**Task description**. Retype the records below exactly as they appear.

**Stored records**.
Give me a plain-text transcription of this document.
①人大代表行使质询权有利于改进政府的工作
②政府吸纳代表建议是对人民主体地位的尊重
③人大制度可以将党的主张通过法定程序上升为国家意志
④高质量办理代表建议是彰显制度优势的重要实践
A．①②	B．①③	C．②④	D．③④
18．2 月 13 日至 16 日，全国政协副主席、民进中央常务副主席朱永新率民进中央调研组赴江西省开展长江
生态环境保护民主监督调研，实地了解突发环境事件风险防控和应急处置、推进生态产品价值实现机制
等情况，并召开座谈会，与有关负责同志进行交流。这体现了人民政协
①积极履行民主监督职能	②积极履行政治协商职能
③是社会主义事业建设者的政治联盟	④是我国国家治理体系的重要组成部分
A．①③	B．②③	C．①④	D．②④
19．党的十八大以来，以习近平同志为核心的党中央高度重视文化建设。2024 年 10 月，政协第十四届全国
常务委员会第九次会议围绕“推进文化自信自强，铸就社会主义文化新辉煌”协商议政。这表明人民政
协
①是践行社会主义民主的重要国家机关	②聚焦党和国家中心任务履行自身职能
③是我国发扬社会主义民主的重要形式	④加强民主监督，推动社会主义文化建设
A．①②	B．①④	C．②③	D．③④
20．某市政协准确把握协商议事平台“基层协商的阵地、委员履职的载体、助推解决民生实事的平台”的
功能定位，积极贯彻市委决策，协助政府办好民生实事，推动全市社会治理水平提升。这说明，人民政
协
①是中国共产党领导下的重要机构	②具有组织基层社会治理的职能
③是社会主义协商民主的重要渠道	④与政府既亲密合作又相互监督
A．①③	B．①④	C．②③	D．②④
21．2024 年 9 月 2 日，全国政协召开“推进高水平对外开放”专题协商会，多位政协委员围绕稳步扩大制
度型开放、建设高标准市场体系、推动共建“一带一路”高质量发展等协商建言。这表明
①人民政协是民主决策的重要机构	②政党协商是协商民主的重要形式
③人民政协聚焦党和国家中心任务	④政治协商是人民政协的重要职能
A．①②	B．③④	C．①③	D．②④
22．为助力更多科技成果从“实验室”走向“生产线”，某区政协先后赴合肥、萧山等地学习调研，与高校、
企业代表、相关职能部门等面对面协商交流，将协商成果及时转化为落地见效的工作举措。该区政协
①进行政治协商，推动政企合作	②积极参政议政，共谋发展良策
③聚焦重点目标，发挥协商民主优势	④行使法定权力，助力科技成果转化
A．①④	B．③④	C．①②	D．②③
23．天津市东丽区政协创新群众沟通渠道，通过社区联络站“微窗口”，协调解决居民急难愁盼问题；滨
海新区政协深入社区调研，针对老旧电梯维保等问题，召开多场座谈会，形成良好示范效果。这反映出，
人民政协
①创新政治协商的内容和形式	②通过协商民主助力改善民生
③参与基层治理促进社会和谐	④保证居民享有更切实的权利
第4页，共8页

**Correct output**.
Give me a plain-text transcription of this document.
①人大代表行使质询权有利于改进政府的工作
②政府吸纳代表建议是对人民主体地位的尊重
③人大制度可以将党的主张通过法定程序上升为国家意志
④高质量办理代表建议是彰显制度优势的重要实践
A．①②	B．①③	C．②④	D．③④
18．2 月 13 日至 16 日，全国政协副主席、民进中央常务副主席朱永新率民进中央调研组赴江西省开展长江
生态环境保护民主监督调研，实地了解突发环境事件风险防控和应急处置、推进生态产品价值实现机制
等情况，并召开座谈会，与有关负责同志进行交流。这体现了人民政协
①积极履行民主监督职能	②积极履行政治协商职能
③是社会主义事业建设者的政治联盟	④是我国国家治理体系的重要组成部分
A．①③	B．②③	C．①④	D．②④
19．党的十八大以来，以习近平同志为核心的党中央高度重视文化建设。2024 年 10 月，政协第十四届全国
常务委员会第九次会议围绕“推进文化自信自强，铸就社会主义文化新辉煌”协商议政。这表明人民政
协
①是践行社会主义民主的重要国家机关	②聚焦党和国家中心任务履行自身职能
③是我国发扬社会主义民主的重要形式	④加强民主监督，推动社会主义文化建设
A．①②	B．①④	C．②③	D．③④
20．某市政协准确把握协商议事平台“基层协商的阵地、委员履职的载体、助推解决民生实事的平台”的
功能定位，积极贯彻市委决策，协助政府办好民生实事，推动全市社会治理水平提升。这说明，人民政
协
①是中国共产党领导下的重要机构	②具有组织基层社会治理的职能
③是社会主义协商民主的重要渠道	④与政府既亲密合作又相互监督
A．①③	B．①④	C．②③	D．②④
21．2024 年 9 月 2 日，全国政协召开“推进高水平对外开放”专题协商会，多位政协委员围绕稳步扩大制
度型开放、建设高标准市场体系、推动共建“一带一路”高质量发展等协商建言。这表明
①人民政协是民主决策的重要机构	②政党协商是协商民主的重要形式
③人民政协聚焦党和国家中心任务	④政治协商是人民政协的重要职能
A．①②	B．③④	C．①③	D．②④
22．为助力更多科技成果从“实验室”走向“生产线”，某区政协先后赴合肥、萧山等地学习调研，与高校、
企业代表、相关职能部门等面对面协商交流，将协商成果及时转化为落地见效的工作举措。该区政协
①进行政治协商，推动政企合作	②积极参政议政，共谋发展良策
③聚焦重点目标，发挥协商民主优势	④行使法定权力，助力科技成果转化
A．①④	B．③④	C．①②	D．②③
23．天津市东丽区政协创新群众沟通渠道，通过社区联络站“微窗口”，协调解决居民急难愁盼问题；滨
海新区政协深入社区调研，针对老旧电梯维保等问题，召开多场座谈会，形成良好示范效果。这反映出，
人民政协
①创新政治协商的内容和形式	②通过协商民主助力改善民生
③参与基层治理促进社会和谐	④保证居民享有更切实的权利
第4页，共8页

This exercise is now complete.